Work to complete: Please report every line from the material that contains the word "جيسوب".

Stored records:

##########

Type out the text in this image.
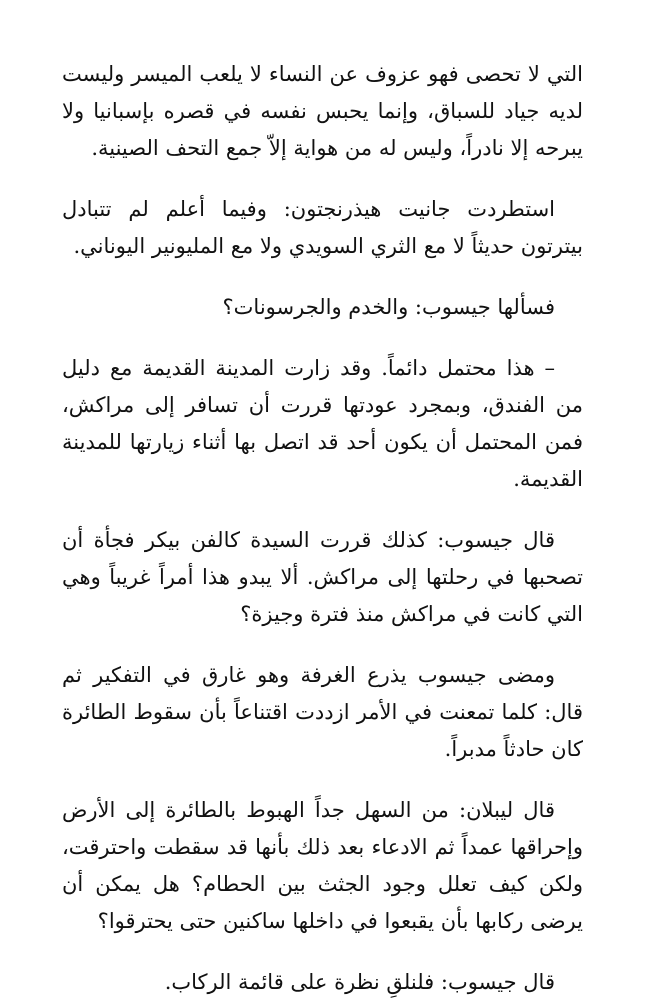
التي لا تحصى فهو عزوف عن النساء لا يلعب الميسر وليست لديه جياد للسباق، وإنما يحبس نفسه في قصره بإسبانيا ولا يبرحه إلا نادراً، وليس له من هواية إلاّ جمع التحف الصينية.

استطردت جانيت هيذرنجتون: وفيما أعلم لم تتبادل بيترتون حديثاً لا مع الثري السويدي ولا مع المليونير اليوناني.

فسألها جيسوب: والخدم والجرسونات؟

– هذا محتمل دائماً. وقد زارت المدينة القديمة مع دليل من الفندق، وبمجرد عودتها قررت أن تسافر إلى مراكش، فمن المحتمل أن يكون أحد قد اتصل بها أثناء زيارتها للمدينة القديمة.

قال جيسوب: كذلك قررت السيدة كالفن بيكر فجأة أن تصحبها في رحلتها إلى مراكش. ألا يبدو هذا أمراً غريباً وهي التي كانت في مراكش منذ فترة وجيزة؟

ومضى جيسوب يذرع الغرفة وهو غارق في التفكير ثم قال: كلما تمعنت في الأمر ازددت اقتناعاً بأن سقوط الطائرة كان حادثاً مدبراً.

قال ليبلان: من السهل جداً الهبوط بالطائرة إلى الأرض وإحراقها عمداً ثم الادعاء بعد ذلك بأنها قد سقطت واحترقت، ولكن كيف تعلل وجود الجثث بين الحطام؟ هل يمكن أن يرضى ركابها بأن يقبعوا في داخلها ساكنين حتى يحترقوا؟

قال جيسوب: فلنلقِ نظرة على قائمة الركاب.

##########

Written solution:
فسألها جيسوب: والخدم والجرسونات؟
قال جيسوب: كذلك قررت السيدة كالفن بيكر فجأة أن تصحبها في رحلتها إلى مراكش. ألا يبدو هذا أمراً غريباً وهي التي كانت في مراكش منذ فترة وجيزة؟
ومضى جيسوب يذرع الغرفة وهو غارق في التفكير ثم قال: كلما تمعنت في الأمر ازددت اقتناعاً بأن سقوط الطائرة كان حادثاً مدبراً.
قال جيسوب: فلنلقِ نظرة على قائمة الركاب.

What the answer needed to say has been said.